■ **WRITTEN TASK**
Repeat every line below exactly as it reads.

■ **RECORDS SUPPLIED**
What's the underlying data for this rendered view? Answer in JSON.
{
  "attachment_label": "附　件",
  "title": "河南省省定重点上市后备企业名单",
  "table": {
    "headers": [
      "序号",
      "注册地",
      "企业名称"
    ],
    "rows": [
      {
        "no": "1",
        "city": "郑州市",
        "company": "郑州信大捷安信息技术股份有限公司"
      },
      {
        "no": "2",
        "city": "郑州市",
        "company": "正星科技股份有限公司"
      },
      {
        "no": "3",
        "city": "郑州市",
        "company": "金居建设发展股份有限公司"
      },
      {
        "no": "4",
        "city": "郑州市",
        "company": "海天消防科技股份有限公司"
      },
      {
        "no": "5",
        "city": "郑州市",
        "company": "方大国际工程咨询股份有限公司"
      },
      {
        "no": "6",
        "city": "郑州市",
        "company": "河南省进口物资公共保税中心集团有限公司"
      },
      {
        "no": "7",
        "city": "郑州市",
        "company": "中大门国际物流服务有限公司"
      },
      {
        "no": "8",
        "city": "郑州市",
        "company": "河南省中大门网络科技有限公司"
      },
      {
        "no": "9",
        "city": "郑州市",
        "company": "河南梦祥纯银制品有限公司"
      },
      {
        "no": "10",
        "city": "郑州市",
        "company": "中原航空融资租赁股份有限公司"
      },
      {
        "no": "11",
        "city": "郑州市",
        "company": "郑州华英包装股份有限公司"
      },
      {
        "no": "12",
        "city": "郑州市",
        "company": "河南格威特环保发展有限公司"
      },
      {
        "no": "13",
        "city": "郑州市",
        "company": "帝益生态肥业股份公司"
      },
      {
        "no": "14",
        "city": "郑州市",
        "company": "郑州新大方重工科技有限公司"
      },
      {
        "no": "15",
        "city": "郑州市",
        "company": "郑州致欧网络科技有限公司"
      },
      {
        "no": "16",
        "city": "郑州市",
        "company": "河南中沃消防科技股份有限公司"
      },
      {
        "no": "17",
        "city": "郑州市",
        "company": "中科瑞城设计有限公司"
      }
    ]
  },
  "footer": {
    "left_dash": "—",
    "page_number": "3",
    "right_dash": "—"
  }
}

■ **CORRECT ANSWER**
What's the underlying data for this rendered view? Answer in JSON.
{
  "attachment_label": "附　件",
  "title": "河南省省定重点上市后备企业名单",
  "table": {
    "headers": [
      "序号",
      "注册地",
      "企业名称"
    ],
    "rows": [
      {
        "no": "1",
        "city": "郑州市",
        "company": "郑州信大捷安信息技术股份有限公司"
      },
      {
        "no": "2",
        "city": "郑州市",
        "company": "正星科技股份有限公司"
      },
      {
        "no": "3",
        "city": "郑州市",
        "company": "金居建设发展股份有限公司"
      },
      {
        "no": "4",
        "city": "郑州市",
        "company": "海天消防科技股份有限公司"
      },
      {
        "no": "5",
        "city": "郑州市",
        "company": "方大国际工程咨询股份有限公司"
      },
      {
        "no": "6",
        "city": "郑州市",
        "company": "河南省进口物资公共保税中心集团有限公司"
      },
      {
        "no": "7",
        "city": "郑州市",
        "company": "中大门国际物流服务有限公司"
      },
      {
        "no": "8",
        "city": "郑州市",
        "company": "河南省中大门网络科技有限公司"
      },
      {
        "no": "9",
        "city": "郑州市",
        "company": "河南梦祥纯银制品有限公司"
      },
      {
        "no": "10",
        "city": "郑州市",
        "company": "中原航空融资租赁股份有限公司"
      },
      {
        "no": "11",
        "city": "郑州市",
        "company": "郑州华英包装股份有限公司"
      },
      {
        "no": "12",
        "city": "郑州市",
        "company": "河南格威特环保发展有限公司"
      },
      {
        "no": "13",
        "city": "郑州市",
        "company": "帝益生态肥业股份公司"
      },
      {
        "no": "14",
        "city": "郑州市",
        "company": "郑州新大方重工科技有限公司"
      },
      {
        "no": "15",
        "city": "郑州市",
        "company": "郑州致欧网络科技有限公司"
      },
      {
        "no": "16",
        "city": "郑州市",
        "company": "河南中沃消防科技股份有限公司"
      },
      {
        "no": "17",
        "city": "郑州市",
        "company": "中科瑞城设计有限公司"
      }
    ]
  },
  "footer": {
    "left_dash": "—",
    "page_number": "3",
    "right_dash": "—"
  }
}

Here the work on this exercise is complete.